(WHAT IS BEING ASKED): Reproduce all of the lines in the records below without any changes.

═══ THE INPUT ═══

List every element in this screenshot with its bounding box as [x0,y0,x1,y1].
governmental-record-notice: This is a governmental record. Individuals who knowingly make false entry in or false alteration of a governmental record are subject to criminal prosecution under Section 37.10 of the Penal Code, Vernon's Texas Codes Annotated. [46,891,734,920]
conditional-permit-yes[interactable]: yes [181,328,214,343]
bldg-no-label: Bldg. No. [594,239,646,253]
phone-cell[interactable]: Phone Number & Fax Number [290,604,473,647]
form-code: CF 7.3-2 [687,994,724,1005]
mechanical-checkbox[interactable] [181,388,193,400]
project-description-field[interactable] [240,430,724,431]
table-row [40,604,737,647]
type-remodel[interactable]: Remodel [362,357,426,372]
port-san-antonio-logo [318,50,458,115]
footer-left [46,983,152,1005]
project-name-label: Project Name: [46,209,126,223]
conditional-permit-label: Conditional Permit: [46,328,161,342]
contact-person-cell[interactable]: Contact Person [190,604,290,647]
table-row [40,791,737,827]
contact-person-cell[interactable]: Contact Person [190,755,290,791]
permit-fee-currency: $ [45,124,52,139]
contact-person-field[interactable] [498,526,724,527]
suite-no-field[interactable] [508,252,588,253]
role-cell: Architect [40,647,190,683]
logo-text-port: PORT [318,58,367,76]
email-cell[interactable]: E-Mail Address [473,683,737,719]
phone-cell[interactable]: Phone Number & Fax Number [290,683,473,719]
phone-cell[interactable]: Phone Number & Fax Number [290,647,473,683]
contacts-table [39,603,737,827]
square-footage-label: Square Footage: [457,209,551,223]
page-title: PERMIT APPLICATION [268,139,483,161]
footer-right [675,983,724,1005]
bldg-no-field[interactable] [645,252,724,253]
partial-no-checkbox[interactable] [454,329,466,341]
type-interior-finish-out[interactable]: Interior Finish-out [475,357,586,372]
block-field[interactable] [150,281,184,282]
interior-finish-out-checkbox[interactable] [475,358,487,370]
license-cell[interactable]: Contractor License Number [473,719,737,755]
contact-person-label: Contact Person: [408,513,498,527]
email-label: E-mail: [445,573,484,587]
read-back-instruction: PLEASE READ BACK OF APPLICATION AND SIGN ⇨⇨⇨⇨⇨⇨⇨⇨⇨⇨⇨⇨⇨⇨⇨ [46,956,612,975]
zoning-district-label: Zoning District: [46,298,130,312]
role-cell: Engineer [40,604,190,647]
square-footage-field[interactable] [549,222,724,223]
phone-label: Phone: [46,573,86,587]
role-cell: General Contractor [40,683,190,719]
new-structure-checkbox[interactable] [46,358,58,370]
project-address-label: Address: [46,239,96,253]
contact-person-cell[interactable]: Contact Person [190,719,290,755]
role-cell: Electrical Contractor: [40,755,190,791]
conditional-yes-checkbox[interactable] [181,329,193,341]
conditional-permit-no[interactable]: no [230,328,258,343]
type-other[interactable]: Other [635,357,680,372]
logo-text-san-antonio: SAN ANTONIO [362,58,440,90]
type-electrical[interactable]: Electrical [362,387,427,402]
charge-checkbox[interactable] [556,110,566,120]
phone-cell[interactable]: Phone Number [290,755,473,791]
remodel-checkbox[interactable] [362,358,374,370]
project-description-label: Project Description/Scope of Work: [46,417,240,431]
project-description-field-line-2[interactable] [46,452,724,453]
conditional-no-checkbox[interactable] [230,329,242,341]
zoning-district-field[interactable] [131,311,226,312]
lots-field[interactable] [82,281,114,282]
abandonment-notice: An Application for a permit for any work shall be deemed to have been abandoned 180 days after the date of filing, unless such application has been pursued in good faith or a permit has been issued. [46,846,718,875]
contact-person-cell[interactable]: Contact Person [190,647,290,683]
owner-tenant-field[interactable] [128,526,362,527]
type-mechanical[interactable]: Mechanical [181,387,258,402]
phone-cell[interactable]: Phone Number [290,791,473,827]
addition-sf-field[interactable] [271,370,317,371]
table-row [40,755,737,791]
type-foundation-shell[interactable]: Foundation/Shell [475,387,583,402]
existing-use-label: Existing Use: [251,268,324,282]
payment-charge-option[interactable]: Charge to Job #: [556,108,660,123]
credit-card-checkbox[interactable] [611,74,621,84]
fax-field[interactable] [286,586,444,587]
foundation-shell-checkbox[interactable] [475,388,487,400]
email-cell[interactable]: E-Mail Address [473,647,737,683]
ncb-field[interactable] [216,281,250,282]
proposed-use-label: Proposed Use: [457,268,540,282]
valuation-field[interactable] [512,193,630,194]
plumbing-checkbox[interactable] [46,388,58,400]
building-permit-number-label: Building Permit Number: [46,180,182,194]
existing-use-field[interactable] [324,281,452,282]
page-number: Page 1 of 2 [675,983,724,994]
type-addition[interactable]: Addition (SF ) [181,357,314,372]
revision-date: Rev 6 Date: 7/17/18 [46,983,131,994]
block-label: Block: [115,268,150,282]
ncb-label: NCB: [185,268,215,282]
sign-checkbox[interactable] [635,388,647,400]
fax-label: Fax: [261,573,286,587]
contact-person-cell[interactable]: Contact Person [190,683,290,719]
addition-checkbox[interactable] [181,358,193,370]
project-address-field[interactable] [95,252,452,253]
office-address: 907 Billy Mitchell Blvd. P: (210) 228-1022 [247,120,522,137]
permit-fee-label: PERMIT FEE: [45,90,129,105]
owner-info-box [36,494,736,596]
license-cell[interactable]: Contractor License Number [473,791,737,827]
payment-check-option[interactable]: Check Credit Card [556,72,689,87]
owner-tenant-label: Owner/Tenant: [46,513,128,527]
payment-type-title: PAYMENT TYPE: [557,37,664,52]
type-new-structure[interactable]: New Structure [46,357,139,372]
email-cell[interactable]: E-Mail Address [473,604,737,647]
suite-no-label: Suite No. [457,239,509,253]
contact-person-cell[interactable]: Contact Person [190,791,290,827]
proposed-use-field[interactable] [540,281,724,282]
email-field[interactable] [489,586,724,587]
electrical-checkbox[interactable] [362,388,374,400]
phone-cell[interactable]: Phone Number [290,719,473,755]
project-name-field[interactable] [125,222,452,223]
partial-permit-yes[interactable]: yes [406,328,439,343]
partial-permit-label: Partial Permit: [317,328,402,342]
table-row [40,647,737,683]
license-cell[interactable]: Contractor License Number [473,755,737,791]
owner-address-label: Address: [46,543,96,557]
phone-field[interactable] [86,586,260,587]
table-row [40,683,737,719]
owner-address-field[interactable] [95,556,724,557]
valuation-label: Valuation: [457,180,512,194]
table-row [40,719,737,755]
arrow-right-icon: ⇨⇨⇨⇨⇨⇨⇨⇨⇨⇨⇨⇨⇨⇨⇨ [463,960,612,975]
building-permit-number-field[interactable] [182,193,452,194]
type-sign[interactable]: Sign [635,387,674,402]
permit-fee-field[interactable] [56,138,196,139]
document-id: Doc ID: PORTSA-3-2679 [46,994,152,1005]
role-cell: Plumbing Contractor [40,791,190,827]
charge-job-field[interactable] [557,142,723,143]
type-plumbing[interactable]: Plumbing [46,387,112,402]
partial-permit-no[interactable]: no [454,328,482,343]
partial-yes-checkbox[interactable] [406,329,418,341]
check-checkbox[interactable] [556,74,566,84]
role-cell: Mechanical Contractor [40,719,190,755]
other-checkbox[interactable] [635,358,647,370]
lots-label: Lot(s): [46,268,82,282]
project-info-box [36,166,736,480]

═══

(TASK RESULT):
List every element in this screenshot with its bounding box as [x0,y0,x1,y1].
governmental-record-notice: This is a governmental record. Individuals who knowingly make false entry in or false alteration of a governmental record are subject to criminal prosecution under Section 37.10 of the Penal Code, Vernon's Texas Codes Annotated. [46,891,734,920]
conditional-permit-yes[interactable]: yes [181,328,214,343]
bldg-no-label: Bldg. No. [594,239,646,253]
phone-cell[interactable]: Phone Number & Fax Number [290,604,473,647]
form-code: CF 7.3-2 [687,994,724,1005]
mechanical-checkbox[interactable] [181,388,193,400]
project-description-field[interactable] [240,430,724,431]
table-row [40,604,737,647]
type-remodel[interactable]: Remodel [362,357,426,372]
port-san-antonio-logo [318,50,458,115]
footer-left [46,983,152,1005]
project-name-label: Project Name: [46,209,126,223]
conditional-permit-label: Conditional Permit: [46,328,161,342]
contact-person-cell[interactable]: Contact Person [190,604,290,647]
table-row [40,791,737,827]
contact-person-cell[interactable]: Contact Person [190,755,290,791]
permit-fee-currency: $ [45,124,52,139]
contact-person-field[interactable] [498,526,724,527]
suite-no-field[interactable] [508,252,588,253]
role-cell: Architect [40,647,190,683]
logo-text-port: PORT [318,58,367,76]
email-cell[interactable]: E-Mail Address [473,683,737,719]
phone-cell[interactable]: Phone Number & Fax Number [290,683,473,719]
phone-cell[interactable]: Phone Number & Fax Number [290,647,473,683]
contacts-table [39,603,737,827]
square-footage-label: Square Footage: [457,209,551,223]
page-title: PERMIT APPLICATION [268,139,483,161]
footer-right [675,983,724,1005]
bldg-no-field[interactable] [645,252,724,253]
partial-no-checkbox[interactable] [454,329,466,341]
type-interior-finish-out[interactable]: Interior Finish-out [475,357,586,372]
block-field[interactable] [150,281,184,282]
interior-finish-out-checkbox[interactable] [475,358,487,370]
license-cell[interactable]: Contractor License Number [473,719,737,755]
contact-person-label: Contact Person: [408,513,498,527]
email-label: E-mail: [445,573,484,587]
read-back-instruction: PLEASE READ BACK OF APPLICATION AND SIGN ⇨⇨⇨⇨⇨⇨⇨⇨⇨⇨⇨⇨⇨⇨⇨ [46,956,612,975]
zoning-district-label: Zoning District: [46,298,130,312]
role-cell: Engineer [40,604,190,647]
square-footage-field[interactable] [549,222,724,223]
phone-label: Phone: [46,573,86,587]
role-cell: General Contractor [40,683,190,719]
new-structure-checkbox[interactable] [46,358,58,370]
project-address-label: Address: [46,239,96,253]
contact-person-cell[interactable]: Contact Person [190,719,290,755]
role-cell: Electrical Contractor: [40,755,190,791]
conditional-yes-checkbox[interactable] [181,329,193,341]
conditional-permit-no[interactable]: no [230,328,258,343]
type-other[interactable]: Other [635,357,680,372]
logo-text-san-antonio: SAN ANTONIO [362,58,440,90]
type-electrical[interactable]: Electrical [362,387,427,402]
charge-checkbox[interactable] [556,110,566,120]
phone-cell[interactable]: Phone Number [290,755,473,791]
remodel-checkbox[interactable] [362,358,374,370]
project-description-label: Project Description/Scope of Work: [46,417,240,431]
project-description-field-line-2[interactable] [46,452,724,453]
conditional-no-checkbox[interactable] [230,329,242,341]
zoning-district-field[interactable] [131,311,226,312]
lots-field[interactable] [82,281,114,282]
abandonment-notice: An Application for a permit for any work shall be deemed to have been abandoned 180 days after the date of filing, unless such application has been pursued in good faith or a permit has been issued. [46,846,718,875]
contact-person-cell[interactable]: Contact Person [190,647,290,683]
owner-tenant-field[interactable] [128,526,362,527]
type-mechanical[interactable]: Mechanical [181,387,258,402]
phone-cell[interactable]: Phone Number [290,791,473,827]
addition-sf-field[interactable] [271,370,317,371]
table-row [40,755,737,791]
type-foundation-shell[interactable]: Foundation/Shell [475,387,583,402]
existing-use-label: Existing Use: [251,268,324,282]
payment-charge-option[interactable]: Charge to Job #: [556,108,660,123]
credit-card-checkbox[interactable] [611,74,621,84]
fax-field[interactable] [286,586,444,587]
foundation-shell-checkbox[interactable] [475,388,487,400]
email-cell[interactable]: E-Mail Address [473,647,737,683]
ncb-field[interactable] [216,281,250,282]
proposed-use-label: Proposed Use: [457,268,540,282]
valuation-field[interactable] [512,193,630,194]
plumbing-checkbox[interactable] [46,388,58,400]
building-permit-number-label: Building Permit Number: [46,180,182,194]
existing-use-field[interactable] [324,281,452,282]
page-number: Page 1 of 2 [675,983,724,994]
type-addition[interactable]: Addition (SF ) [181,357,314,372]
revision-date: Rev 6 Date: 7/17/18 [46,983,131,994]
block-label: Block: [115,268,150,282]
ncb-label: NCB: [185,268,215,282]
sign-checkbox[interactable] [635,388,647,400]
fax-label: Fax: [261,573,286,587]
contact-person-cell[interactable]: Contact Person [190,683,290,719]
addition-checkbox[interactable] [181,358,193,370]
project-address-field[interactable] [95,252,452,253]
office-address: 907 Billy Mitchell Blvd. P: (210) 228-1022 [247,120,522,137]
permit-fee-label: PERMIT FEE: [45,90,129,105]
owner-info-box [36,494,736,596]
license-cell[interactable]: Contractor License Number [473,791,737,827]
payment-check-option[interactable]: Check Credit Card [556,72,689,87]
owner-tenant-label: Owner/Tenant: [46,513,128,527]
payment-type-title: PAYMENT TYPE: [557,37,664,52]
type-new-structure[interactable]: New Structure [46,357,139,372]
email-cell[interactable]: E-Mail Address [473,604,737,647]
suite-no-label: Suite No. [457,239,509,253]
contact-person-cell[interactable]: Contact Person [190,791,290,827]
proposed-use-field[interactable] [540,281,724,282]
email-field[interactable] [489,586,724,587]
electrical-checkbox[interactable] [362,388,374,400]
phone-cell[interactable]: Phone Number [290,719,473,755]
project-name-field[interactable] [125,222,452,223]
partial-permit-yes[interactable]: yes [406,328,439,343]
partial-permit-label: Partial Permit: [317,328,402,342]
table-row [40,647,737,683]
license-cell[interactable]: Contractor License Number [473,755,737,791]
owner-address-label: Address: [46,543,96,557]
phone-field[interactable] [86,586,260,587]
table-row [40,683,737,719]
owner-address-field[interactable] [95,556,724,557]
valuation-label: Valuation: [457,180,512,194]
table-row [40,719,737,755]
arrow-right-icon: ⇨⇨⇨⇨⇨⇨⇨⇨⇨⇨⇨⇨⇨⇨⇨ [463,960,612,975]
building-permit-number-field[interactable] [182,193,452,194]
type-sign[interactable]: Sign [635,387,674,402]
permit-fee-field[interactable] [56,138,196,139]
document-id: Doc ID: PORTSA-3-2679 [46,994,152,1005]
role-cell: Plumbing Contractor [40,791,190,827]
charge-job-field[interactable] [557,142,723,143]
type-plumbing[interactable]: Plumbing [46,387,112,402]
partial-permit-no[interactable]: no [454,328,482,343]
partial-yes-checkbox[interactable] [406,329,418,341]
check-checkbox[interactable] [556,74,566,84]
role-cell: Mechanical Contractor [40,719,190,755]
other-checkbox[interactable] [635,358,647,370]
lots-label: Lot(s): [46,268,82,282]
project-info-box [36,166,736,480]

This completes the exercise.